*Work to be completed*: The records below are made of lines; count those holding the word "Дата" and give the number only.
┌─ Input records
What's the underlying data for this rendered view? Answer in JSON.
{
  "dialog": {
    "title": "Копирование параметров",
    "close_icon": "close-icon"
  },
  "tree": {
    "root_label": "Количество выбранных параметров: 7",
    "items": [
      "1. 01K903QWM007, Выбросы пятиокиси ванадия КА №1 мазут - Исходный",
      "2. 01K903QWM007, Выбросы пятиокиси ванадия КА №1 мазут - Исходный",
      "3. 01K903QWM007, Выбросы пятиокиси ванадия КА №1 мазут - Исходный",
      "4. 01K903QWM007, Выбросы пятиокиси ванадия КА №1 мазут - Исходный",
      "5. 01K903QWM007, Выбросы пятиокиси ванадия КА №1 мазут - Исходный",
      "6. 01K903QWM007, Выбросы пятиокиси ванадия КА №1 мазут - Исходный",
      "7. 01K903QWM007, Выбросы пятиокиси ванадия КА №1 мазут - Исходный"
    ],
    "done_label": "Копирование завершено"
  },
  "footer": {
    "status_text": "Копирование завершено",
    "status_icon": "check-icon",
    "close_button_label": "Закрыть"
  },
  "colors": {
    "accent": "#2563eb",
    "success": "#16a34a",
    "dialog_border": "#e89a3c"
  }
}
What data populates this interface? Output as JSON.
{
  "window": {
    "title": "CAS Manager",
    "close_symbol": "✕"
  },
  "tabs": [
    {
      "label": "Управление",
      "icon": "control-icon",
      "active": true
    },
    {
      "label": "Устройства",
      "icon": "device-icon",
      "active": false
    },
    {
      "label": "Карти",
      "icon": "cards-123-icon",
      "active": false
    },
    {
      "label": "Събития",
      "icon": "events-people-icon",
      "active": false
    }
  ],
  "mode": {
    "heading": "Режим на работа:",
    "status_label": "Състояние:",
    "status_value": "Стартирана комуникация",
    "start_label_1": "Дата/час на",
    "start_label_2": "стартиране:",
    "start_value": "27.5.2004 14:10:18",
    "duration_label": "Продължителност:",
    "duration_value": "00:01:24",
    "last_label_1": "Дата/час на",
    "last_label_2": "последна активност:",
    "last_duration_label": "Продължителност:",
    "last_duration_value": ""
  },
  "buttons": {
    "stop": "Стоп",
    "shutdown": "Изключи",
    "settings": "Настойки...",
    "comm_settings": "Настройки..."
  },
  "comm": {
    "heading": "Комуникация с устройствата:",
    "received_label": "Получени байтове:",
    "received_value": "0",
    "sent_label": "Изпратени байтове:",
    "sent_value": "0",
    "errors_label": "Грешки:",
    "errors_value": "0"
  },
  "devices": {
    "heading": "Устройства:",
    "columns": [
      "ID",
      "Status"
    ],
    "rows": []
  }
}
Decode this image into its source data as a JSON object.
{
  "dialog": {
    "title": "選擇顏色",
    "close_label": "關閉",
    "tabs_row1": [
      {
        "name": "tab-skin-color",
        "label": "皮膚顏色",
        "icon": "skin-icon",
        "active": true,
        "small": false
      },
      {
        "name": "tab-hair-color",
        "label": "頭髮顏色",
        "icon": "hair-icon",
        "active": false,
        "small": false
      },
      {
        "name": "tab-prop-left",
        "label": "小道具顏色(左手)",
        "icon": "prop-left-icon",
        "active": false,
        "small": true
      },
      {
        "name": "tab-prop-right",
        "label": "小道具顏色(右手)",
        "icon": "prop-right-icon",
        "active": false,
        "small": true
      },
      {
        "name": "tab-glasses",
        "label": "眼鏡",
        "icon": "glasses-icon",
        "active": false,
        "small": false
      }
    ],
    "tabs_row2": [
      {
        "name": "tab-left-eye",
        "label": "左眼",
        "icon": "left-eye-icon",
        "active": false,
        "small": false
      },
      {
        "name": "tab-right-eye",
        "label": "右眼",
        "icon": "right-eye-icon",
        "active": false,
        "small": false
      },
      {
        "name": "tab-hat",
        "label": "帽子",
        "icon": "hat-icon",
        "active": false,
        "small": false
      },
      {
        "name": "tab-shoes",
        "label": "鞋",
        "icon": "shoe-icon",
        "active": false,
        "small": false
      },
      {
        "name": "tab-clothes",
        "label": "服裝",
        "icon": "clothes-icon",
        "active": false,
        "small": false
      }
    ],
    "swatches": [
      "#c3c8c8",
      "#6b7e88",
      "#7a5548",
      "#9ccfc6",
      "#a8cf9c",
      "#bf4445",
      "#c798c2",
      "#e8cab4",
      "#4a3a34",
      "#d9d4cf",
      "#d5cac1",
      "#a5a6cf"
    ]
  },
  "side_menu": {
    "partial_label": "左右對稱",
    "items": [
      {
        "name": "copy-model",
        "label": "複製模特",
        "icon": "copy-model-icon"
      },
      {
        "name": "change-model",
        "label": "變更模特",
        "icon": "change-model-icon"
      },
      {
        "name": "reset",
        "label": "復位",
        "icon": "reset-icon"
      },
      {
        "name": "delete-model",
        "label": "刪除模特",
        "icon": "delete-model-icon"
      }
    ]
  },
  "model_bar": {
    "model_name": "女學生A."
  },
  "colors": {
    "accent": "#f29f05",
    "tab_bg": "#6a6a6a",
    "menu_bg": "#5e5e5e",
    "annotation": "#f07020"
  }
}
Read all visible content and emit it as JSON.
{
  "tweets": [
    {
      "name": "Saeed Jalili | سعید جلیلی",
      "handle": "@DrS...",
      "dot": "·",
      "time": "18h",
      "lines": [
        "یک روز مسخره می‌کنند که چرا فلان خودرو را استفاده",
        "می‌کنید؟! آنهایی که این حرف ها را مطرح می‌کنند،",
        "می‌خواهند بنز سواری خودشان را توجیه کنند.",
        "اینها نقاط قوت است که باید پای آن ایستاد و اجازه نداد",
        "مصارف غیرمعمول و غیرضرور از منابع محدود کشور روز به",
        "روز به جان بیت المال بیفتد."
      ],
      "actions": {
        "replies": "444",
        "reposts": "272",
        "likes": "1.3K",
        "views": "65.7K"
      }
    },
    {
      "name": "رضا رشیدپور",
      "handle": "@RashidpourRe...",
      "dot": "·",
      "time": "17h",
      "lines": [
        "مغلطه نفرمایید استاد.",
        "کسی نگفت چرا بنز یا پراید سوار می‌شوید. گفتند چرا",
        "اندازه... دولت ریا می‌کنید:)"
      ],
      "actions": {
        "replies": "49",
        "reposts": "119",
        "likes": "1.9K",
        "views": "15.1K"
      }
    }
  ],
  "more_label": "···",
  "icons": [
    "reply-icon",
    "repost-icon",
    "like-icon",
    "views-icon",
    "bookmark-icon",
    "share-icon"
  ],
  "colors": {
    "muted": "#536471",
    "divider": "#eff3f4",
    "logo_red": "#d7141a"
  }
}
└─
*Answer*: 2